-- START OF Records for this task --

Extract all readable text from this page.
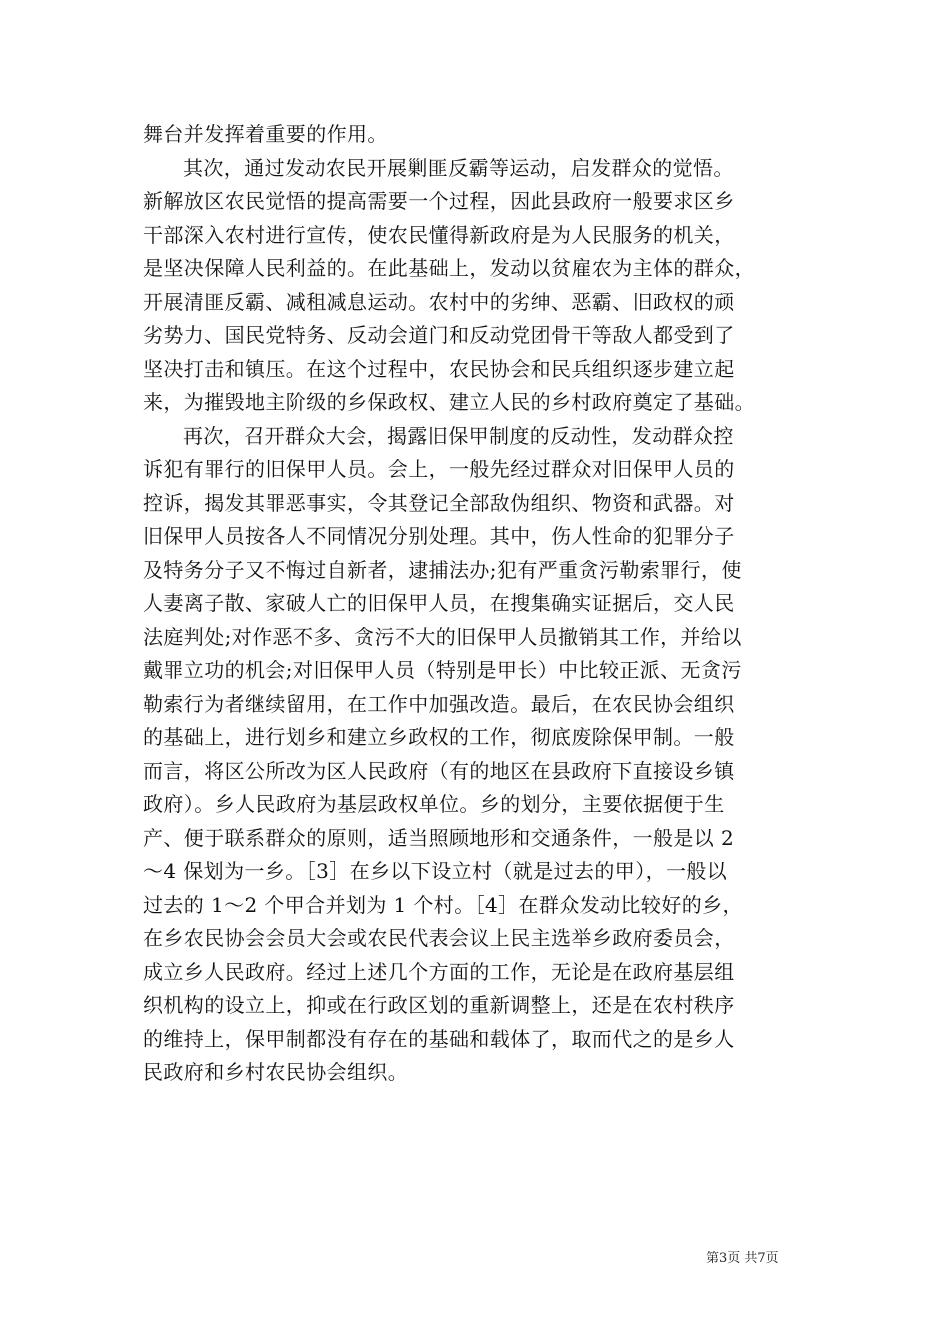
舞台并发挥着重要的作用。
其次，通过发动农民开展剿匪反霸等运动，启发群众的觉悟。
新解放区农民觉悟的提高需要一个过程，因此县政府一般要求区乡
干部深入农村进行宣传，使农民懂得新政府是为人民服务的机关，
是坚决保障人民利益的。在此基础上，发动以贫雇农为主体的群众，
开展清匪反霸、减租减息运动。农村中的劣绅、恶霸、旧政权的顽
劣势力、国民党特务、反动会道门和反动党团骨干等敌人都受到了
坚决打击和镇压。在这个过程中，农民协会和民兵组织逐步建立起
来，为摧毁地主阶级的乡保政权、建立人民的乡村政府奠定了基础。
再次，召开群众大会，揭露旧保甲制度的反动性，发动群众控
诉犯有罪行的旧保甲人员。会上，一般先经过群众对旧保甲人员的
控诉，揭发其罪恶事实，令其登记全部敌伪组织、物资和武器。对
旧保甲人员按各人不同情况分别处理。其中，伤人性命的犯罪分子
及特务分子又不悔过自新者，逮捕法办;犯有严重贪污勒索罪行，使
人妻离子散、家破人亡的旧保甲人员，在搜集确实证据后，交人民
法庭判处;对作恶不多、贪污不大的旧保甲人员撤销其工作，并给以
戴罪立功的机会;对旧保甲人员（特别是甲长）中比较正派、无贪污
勒索行为者继续留用，在工作中加强改造。最后，在农民协会组织
的基础上，进行划乡和建立乡政权的工作，彻底废除保甲制。一般
而言，将区公所改为区人民政府（有的地区在县政府下直接设乡镇
政府）。乡人民政府为基层政权单位。乡的划分，主要依据便于生
产、便于联系群众的原则，适当照顾地形和交通条件，一般是以 2
～4 保划为一乡。［3］在乡以下设立村（就是过去的甲），一般以
过去的 1～2 个甲合并划为 1 个村。［4］在群众发动比较好的乡，
在乡农民协会会员大会或农民代表会议上民主选举乡政府委员会，
成立乡人民政府。经过上述几个方面的工作，无论是在政府基层组
织机构的设立上，抑或在行政区划的重新调整上，还是在农村秩序
的维持上，保甲制都没有存在的基础和载体了，取而代之的是乡人
民政府和乡村农民协会组织。
第3页 共7页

-- END OF Records for this task --

Work to do -> Return the records exactly. Don't carry the pictures over.

Result for this exercise ->
Extract all readable text from this page.
舞台并发挥着重要的作用。
其次，通过发动农民开展剿匪反霸等运动，启发群众的觉悟。
新解放区农民觉悟的提高需要一个过程，因此县政府一般要求区乡
干部深入农村进行宣传，使农民懂得新政府是为人民服务的机关，
是坚决保障人民利益的。在此基础上，发动以贫雇农为主体的群众，
开展清匪反霸、减租减息运动。农村中的劣绅、恶霸、旧政权的顽
劣势力、国民党特务、反动会道门和反动党团骨干等敌人都受到了
坚决打击和镇压。在这个过程中，农民协会和民兵组织逐步建立起
来，为摧毁地主阶级的乡保政权、建立人民的乡村政府奠定了基础。
再次，召开群众大会，揭露旧保甲制度的反动性，发动群众控
诉犯有罪行的旧保甲人员。会上，一般先经过群众对旧保甲人员的
控诉，揭发其罪恶事实，令其登记全部敌伪组织、物资和武器。对
旧保甲人员按各人不同情况分别处理。其中，伤人性命的犯罪分子
及特务分子又不悔过自新者，逮捕法办;犯有严重贪污勒索罪行，使
人妻离子散、家破人亡的旧保甲人员，在搜集确实证据后，交人民
法庭判处;对作恶不多、贪污不大的旧保甲人员撤销其工作，并给以
戴罪立功的机会;对旧保甲人员（特别是甲长）中比较正派、无贪污
勒索行为者继续留用，在工作中加强改造。最后，在农民协会组织
的基础上，进行划乡和建立乡政权的工作，彻底废除保甲制。一般
而言，将区公所改为区人民政府（有的地区在县政府下直接设乡镇
政府）。乡人民政府为基层政权单位。乡的划分，主要依据便于生
产、便于联系群众的原则，适当照顾地形和交通条件，一般是以 2
～4 保划为一乡。［3］在乡以下设立村（就是过去的甲），一般以
过去的 1～2 个甲合并划为 1 个村。［4］在群众发动比较好的乡，
在乡农民协会会员大会或农民代表会议上民主选举乡政府委员会，
成立乡人民政府。经过上述几个方面的工作，无论是在政府基层组
织机构的设立上，抑或在行政区划的重新调整上，还是在农村秩序
的维持上，保甲制都没有存在的基础和载体了，取而代之的是乡人
民政府和乡村农民协会组织。
第3页 共7页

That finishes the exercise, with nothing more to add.